Set exercise:
Word for word, quote all of the material, omitting the pictures.
* * * *
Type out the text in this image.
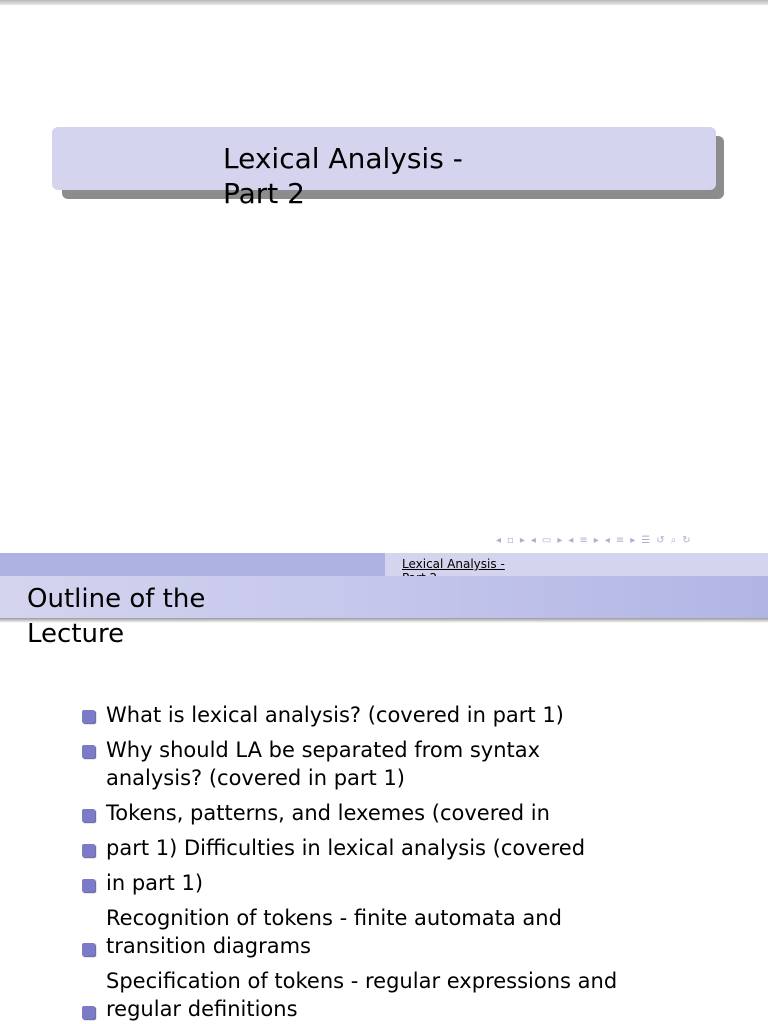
Lexical Analysis -
Part 2
◂ ▫ ▸ ◂ ▭ ▸ ◂ ≡ ▸ ◂ ≡ ▸ ☰ ↺ ⌕ ↻
Lexical Analysis -
Outline of the
Lecture
What is lexical analysis? (covered in part 1)
Why should LA be separated from syntax
analysis? (covered in part 1)
Tokens, patterns, and lexemes (covered in
part 1) Difficulties in lexical analysis (covered
in part 1)
Recognition of tokens - finite automata and
transition diagrams
Specification of tokens - regular expressions and
regular definitions
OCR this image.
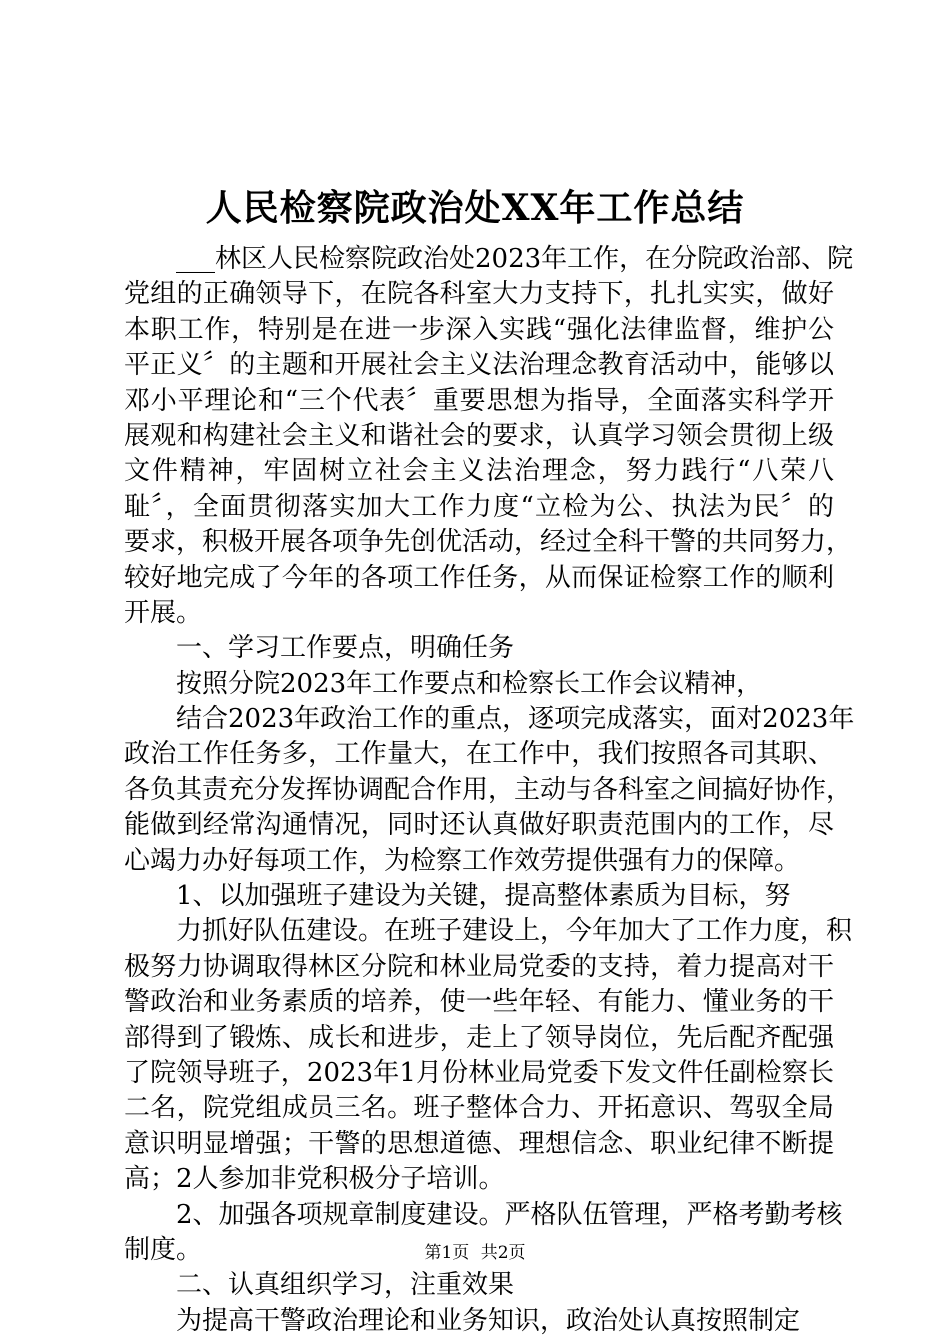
人民检察院政治处XX年工作总结
___林区人民检察院政治处2023年工作，在分院政治部、院
党组的正确领导下，在院各科室大力支持下，扎扎实实，做好
本职工作，特别是在进一步深入实践“强化法律监督，维护公
平正义〞的主题和开展社会主义法治理念教育活动中，能够以
邓小平理论和“三个代表〞重要思想为指导，全面落实科学开
展观和构建社会主义和谐社会的要求，认真学习领会贯彻上级
文件精神，牢固树立社会主义法治理念，努力践行“八荣八
耻〞，全面贯彻落实加大工作力度“立检为公、执法为民〞的
要求，积极开展各项争先创优活动，经过全科干警的共同努力，
较好地完成了今年的各项工作任务，从而保证检察工作的顺利
开展。
一、学习工作要点，明确任务
按照分院2023年工作要点和检察长工作会议精神，
结合2023年政治工作的重点，逐项完成落实，面对2023年
政治工作任务多，工作量大，在工作中，我们按照各司其职、
各负其责充分发挥协调配合作用，主动与各科室之间搞好协作，
能做到经常沟通情况，同时还认真做好职责范围内的工作，尽
心竭力办好每项工作，为检察工作效劳提供强有力的保障。
1、以加强班子建设为关键，提高整体素质为目标，努
力抓好队伍建设。在班子建设上，今年加大了工作力度，积
极努力协调取得林区分院和林业局党委的支持，着力提高对干
警政治和业务素质的培养，使一些年轻、有能力、懂业务的干
部得到了锻炼、成长和进步，走上了领导岗位，先后配齐配强
了院领导班子，2023年1月份林业局党委下发文件任副检察长
二名，院党组成员三名。班子整体合力、开拓意识、驾驭全局
意识明显增强；干警的思想道德、理想信念、职业纪律不断提
高；2人参加非党积极分子培训。
2、加强各项规章制度建设。严格队伍管理，严格考勤考核
制度。
二、认真组织学习，注重效果
为提高干警政治理论和业务知识，政治处认真按照制定
第1页 共2页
* * * *
Correct result:
Type out the text in this image.
Lexical Analysis -
Part 2
◂ ▫ ▸ ◂ ▭ ▸ ◂ ≡ ▸ ◂ ≡ ▸ ☰ ↺ ⌕ ↻
Lexical Analysis -
Outline of the
Lecture
What is lexical analysis? (covered in part 1)
Why should LA be separated from syntax
analysis? (covered in part 1)
Tokens, patterns, and lexemes (covered in
part 1) Difficulties in lexical analysis (covered
in part 1)
Recognition of tokens - finite automata and
transition diagrams
Specification of tokens - regular expressions and
regular definitions
OCR this image.
人民检察院政治处XX年工作总结
___林区人民检察院政治处2023年工作，在分院政治部、院
党组的正确领导下，在院各科室大力支持下，扎扎实实，做好
本职工作，特别是在进一步深入实践“强化法律监督，维护公
平正义〞的主题和开展社会主义法治理念教育活动中，能够以
邓小平理论和“三个代表〞重要思想为指导，全面落实科学开
展观和构建社会主义和谐社会的要求，认真学习领会贯彻上级
文件精神，牢固树立社会主义法治理念，努力践行“八荣八
耻〞，全面贯彻落实加大工作力度“立检为公、执法为民〞的
要求，积极开展各项争先创优活动，经过全科干警的共同努力，
较好地完成了今年的各项工作任务，从而保证检察工作的顺利
开展。
一、学习工作要点，明确任务
按照分院2023年工作要点和检察长工作会议精神，
结合2023年政治工作的重点，逐项完成落实，面对2023年
政治工作任务多，工作量大，在工作中，我们按照各司其职、
各负其责充分发挥协调配合作用，主动与各科室之间搞好协作，
能做到经常沟通情况，同时还认真做好职责范围内的工作，尽
心竭力办好每项工作，为检察工作效劳提供强有力的保障。
1、以加强班子建设为关键，提高整体素质为目标，努
力抓好队伍建设。在班子建设上，今年加大了工作力度，积
极努力协调取得林区分院和林业局党委的支持，着力提高对干
警政治和业务素质的培养，使一些年轻、有能力、懂业务的干
部得到了锻炼、成长和进步，走上了领导岗位，先后配齐配强
了院领导班子，2023年1月份林业局党委下发文件任副检察长
二名，院党组成员三名。班子整体合力、开拓意识、驾驭全局
意识明显增强；干警的思想道德、理想信念、职业纪律不断提
高；2人参加非党积极分子培训。
2、加强各项规章制度建设。严格队伍管理，严格考勤考核
制度。
二、认真组织学习，注重效果
为提高干警政治理论和业务知识，政治处认真按照制定
第1页 共2页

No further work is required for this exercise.